▸ WHAT YOU NEED TO DO
State the number of lines in these records that include the word "title", and add nothing to it.

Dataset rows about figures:
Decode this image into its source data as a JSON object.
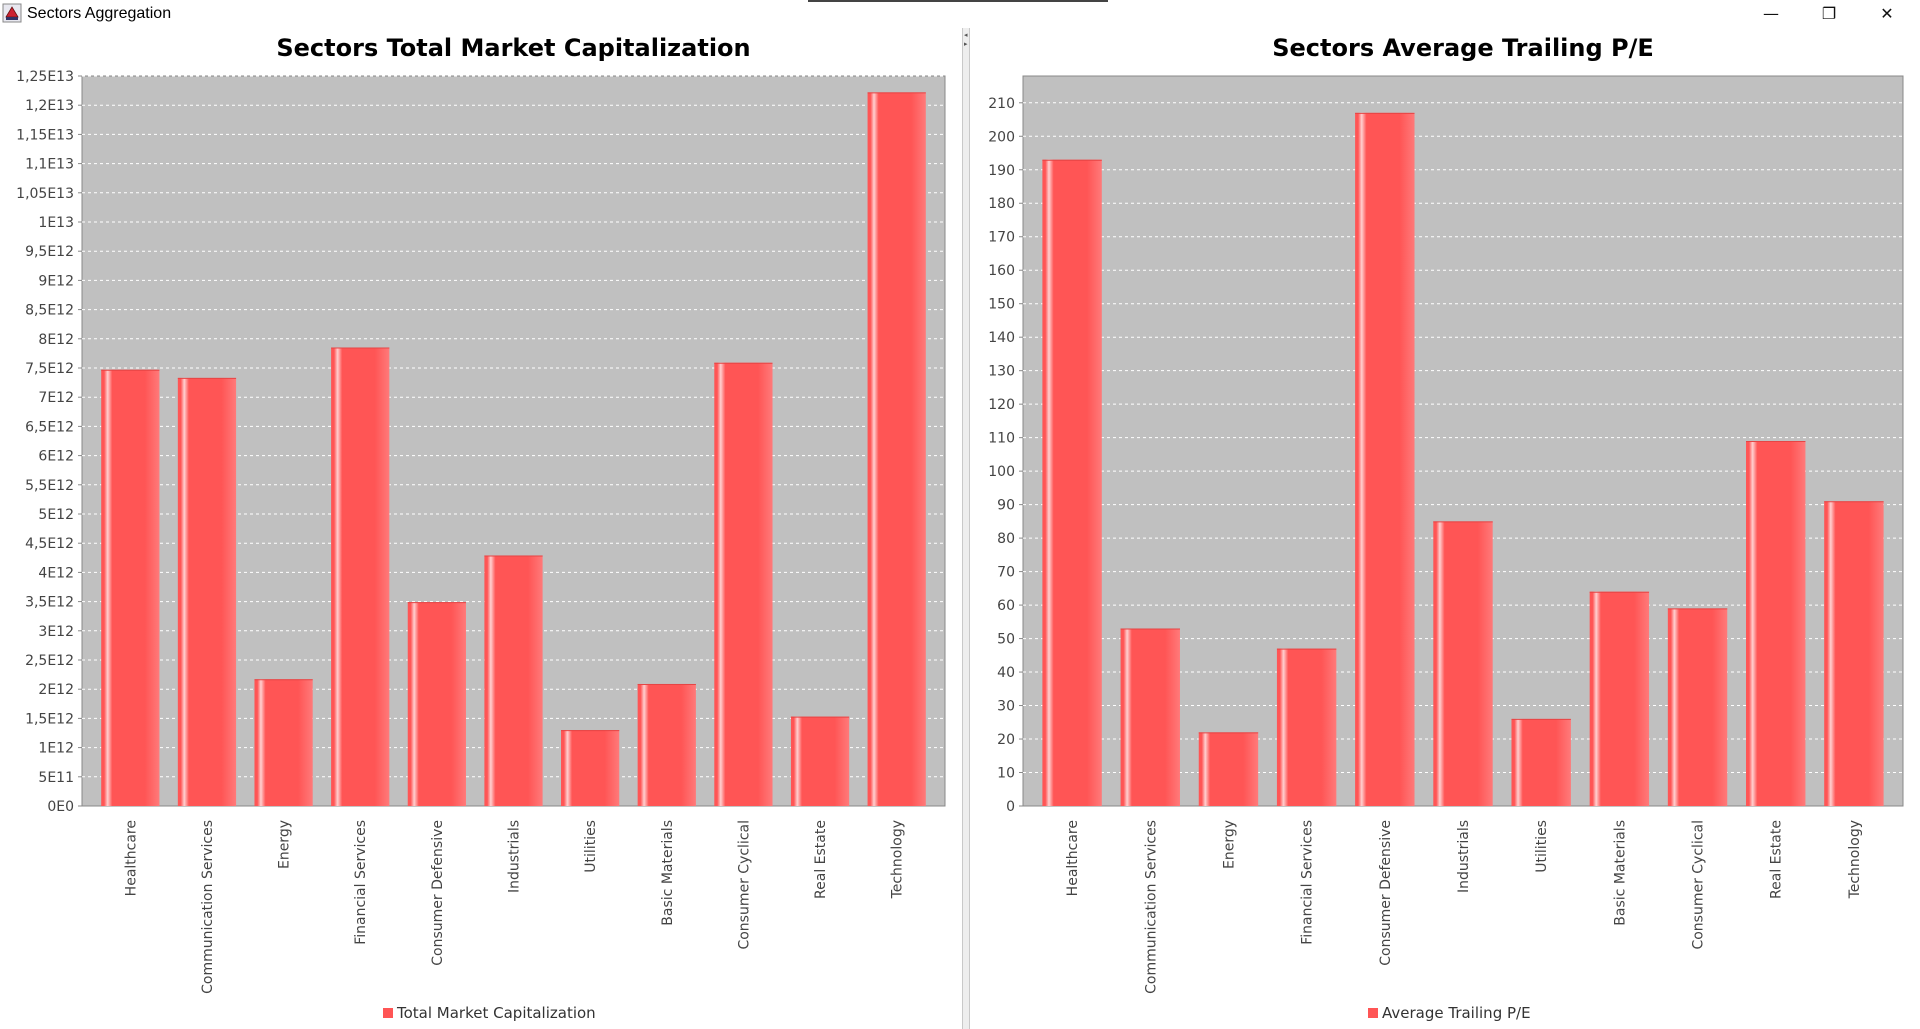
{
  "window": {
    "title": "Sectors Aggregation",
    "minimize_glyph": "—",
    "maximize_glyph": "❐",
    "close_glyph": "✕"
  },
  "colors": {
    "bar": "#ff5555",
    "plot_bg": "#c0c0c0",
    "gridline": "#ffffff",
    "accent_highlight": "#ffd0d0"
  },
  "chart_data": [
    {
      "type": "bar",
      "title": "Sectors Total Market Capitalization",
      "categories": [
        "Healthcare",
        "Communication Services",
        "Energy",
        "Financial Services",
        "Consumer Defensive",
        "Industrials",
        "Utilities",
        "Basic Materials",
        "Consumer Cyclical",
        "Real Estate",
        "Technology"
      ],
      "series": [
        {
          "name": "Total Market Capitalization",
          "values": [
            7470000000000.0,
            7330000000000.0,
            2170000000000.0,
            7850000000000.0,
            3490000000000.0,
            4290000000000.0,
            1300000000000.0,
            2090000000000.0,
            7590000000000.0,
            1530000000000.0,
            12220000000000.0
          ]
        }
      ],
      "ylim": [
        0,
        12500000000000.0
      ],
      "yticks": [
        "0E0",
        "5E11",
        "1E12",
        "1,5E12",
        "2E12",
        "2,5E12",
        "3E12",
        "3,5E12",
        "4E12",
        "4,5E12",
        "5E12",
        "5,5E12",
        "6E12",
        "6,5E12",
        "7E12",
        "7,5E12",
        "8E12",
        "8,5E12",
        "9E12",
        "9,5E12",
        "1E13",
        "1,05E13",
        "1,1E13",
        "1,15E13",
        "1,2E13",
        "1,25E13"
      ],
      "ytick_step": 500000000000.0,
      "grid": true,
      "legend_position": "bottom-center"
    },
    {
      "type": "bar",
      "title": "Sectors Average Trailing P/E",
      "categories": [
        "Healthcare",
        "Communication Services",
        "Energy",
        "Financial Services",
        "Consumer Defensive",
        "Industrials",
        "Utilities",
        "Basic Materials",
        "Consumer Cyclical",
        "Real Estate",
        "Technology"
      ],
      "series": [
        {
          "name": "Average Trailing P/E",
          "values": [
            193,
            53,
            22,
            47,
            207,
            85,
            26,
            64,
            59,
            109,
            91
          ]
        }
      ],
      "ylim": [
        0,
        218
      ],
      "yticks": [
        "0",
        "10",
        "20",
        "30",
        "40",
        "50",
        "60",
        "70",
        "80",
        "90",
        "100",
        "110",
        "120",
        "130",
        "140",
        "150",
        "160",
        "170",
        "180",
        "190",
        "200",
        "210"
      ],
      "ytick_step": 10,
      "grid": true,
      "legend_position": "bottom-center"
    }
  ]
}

▸ OUTPUT FOR THIS EXERCISE
3